▸ **Exercise task**: Repeat the records below exactly, leaving out any pictures.

Dataset records:
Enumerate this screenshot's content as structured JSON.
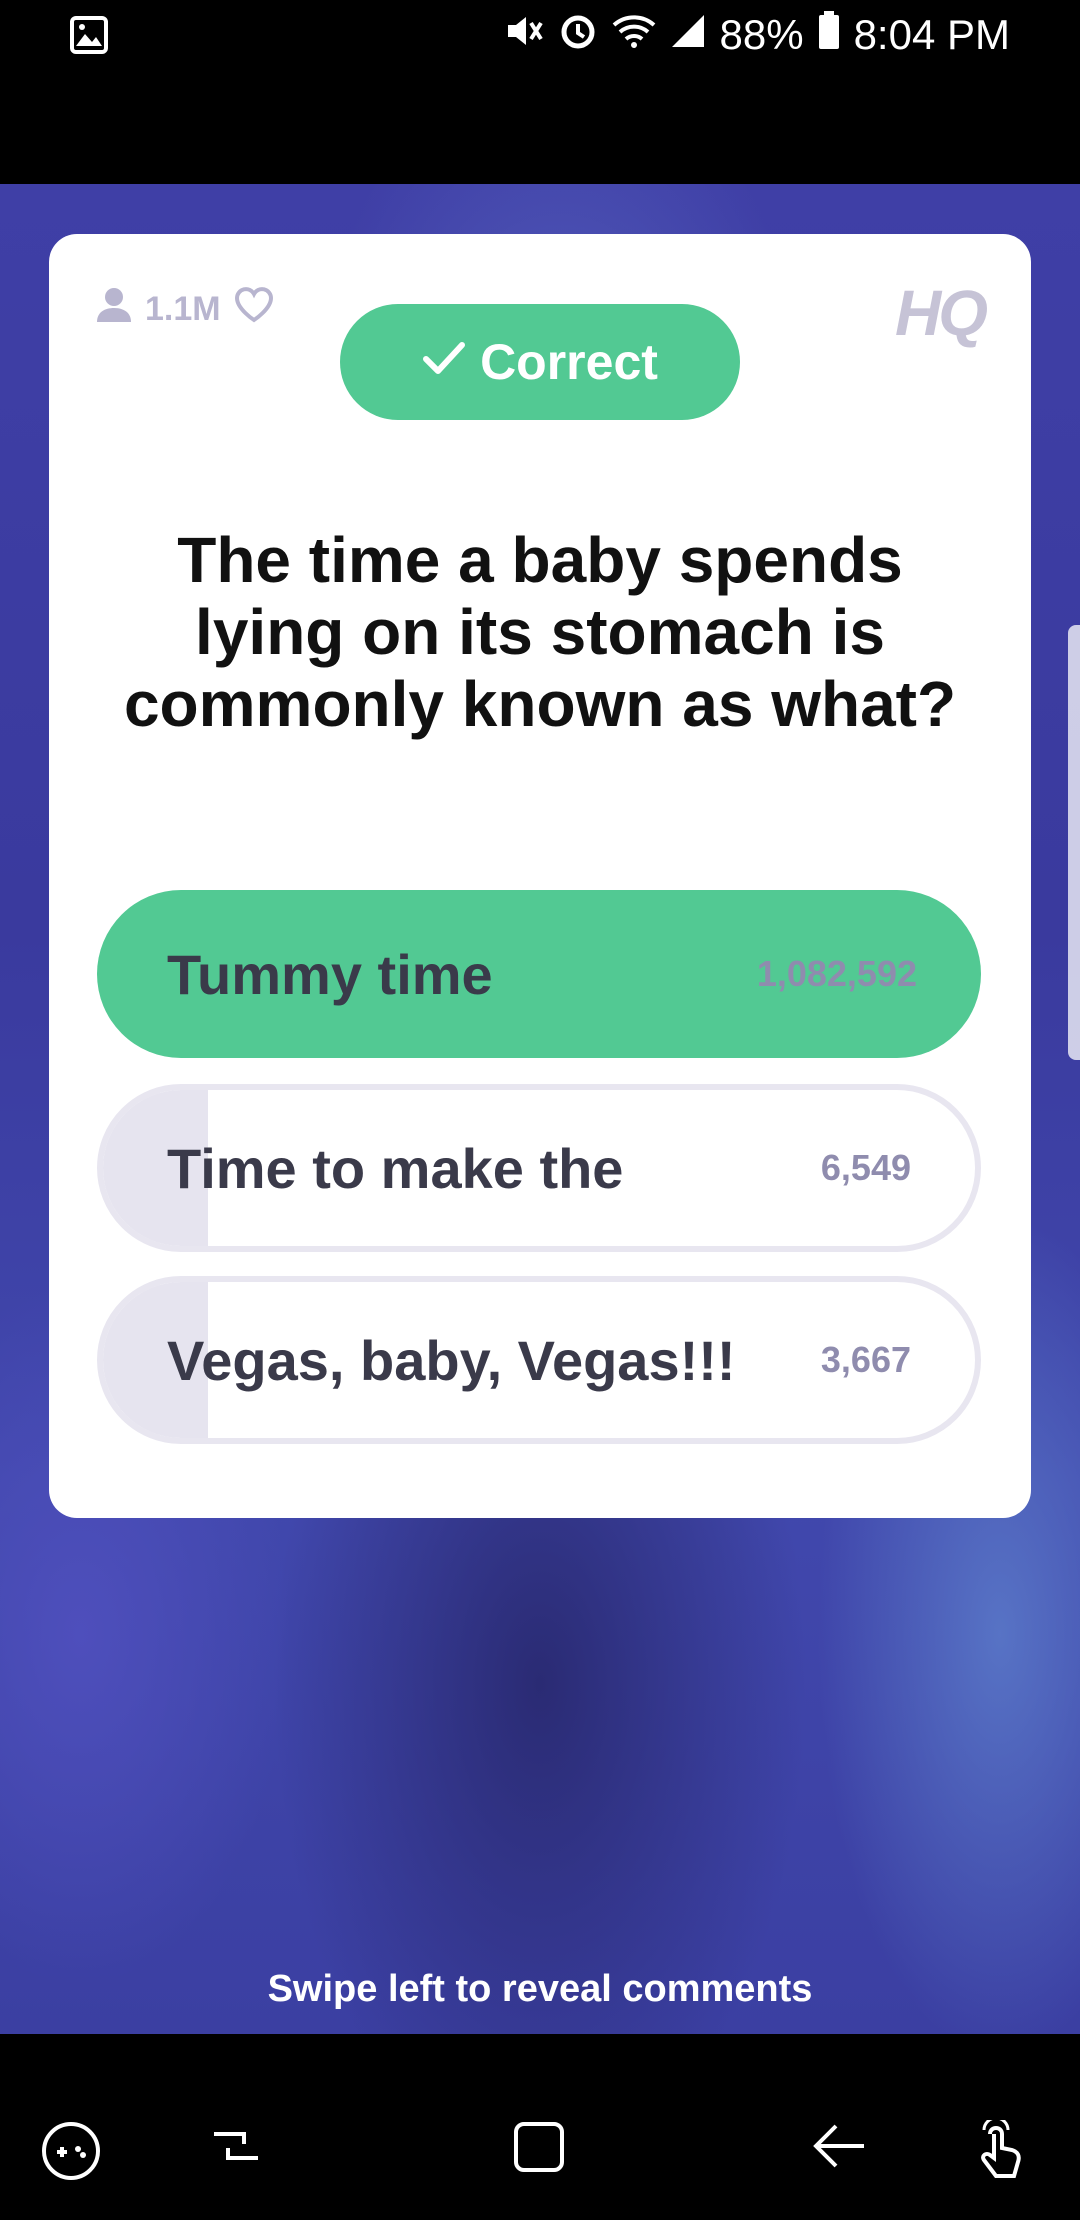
{
  "status_bar": {
    "battery": "88%",
    "time": "8:04 PM"
  },
  "card": {
    "viewers": "1.1M",
    "logo": "HQ",
    "result_label": "Correct",
    "question": "The time a baby spends lying on its stomach is commonly known as what?",
    "answers": [
      {
        "label": "Tummy time",
        "count": "1,082,592",
        "correct": true,
        "share": 1.0
      },
      {
        "label": "Time to make the",
        "count": "6,549",
        "correct": false,
        "share": 0.12
      },
      {
        "label": "Vegas, baby, Vegas!!!",
        "count": "3,667",
        "correct": false,
        "share": 0.12
      }
    ]
  },
  "swipe_hint": "Swipe left to reveal comments",
  "colors": {
    "correct_green": "#52c993",
    "background_purple": "#3f3fa6"
  },
  "icons": {
    "status_left": "image-icon",
    "nav": [
      "game-tools-icon",
      "recent-apps-icon",
      "home-icon",
      "back-icon",
      "gesture-icon"
    ]
  }
}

▸ **Worked answer**:
Enumerate this screenshot's content as structured JSON.
{
  "status_bar": {
    "battery": "88%",
    "time": "8:04 PM"
  },
  "card": {
    "viewers": "1.1M",
    "logo": "HQ",
    "result_label": "Correct",
    "question": "The time a baby spends lying on its stomach is commonly known as what?",
    "answers": [
      {
        "label": "Tummy time",
        "count": "1,082,592",
        "correct": true,
        "share": 1.0
      },
      {
        "label": "Time to make the",
        "count": "6,549",
        "correct": false,
        "share": 0.12
      },
      {
        "label": "Vegas, baby, Vegas!!!",
        "count": "3,667",
        "correct": false,
        "share": 0.12
      }
    ]
  },
  "swipe_hint": "Swipe left to reveal comments",
  "colors": {
    "correct_green": "#52c993",
    "background_purple": "#3f3fa6"
  },
  "icons": {
    "status_left": "image-icon",
    "nav": [
      "game-tools-icon",
      "recent-apps-icon",
      "home-icon",
      "back-icon",
      "gesture-icon"
    ]
  }
}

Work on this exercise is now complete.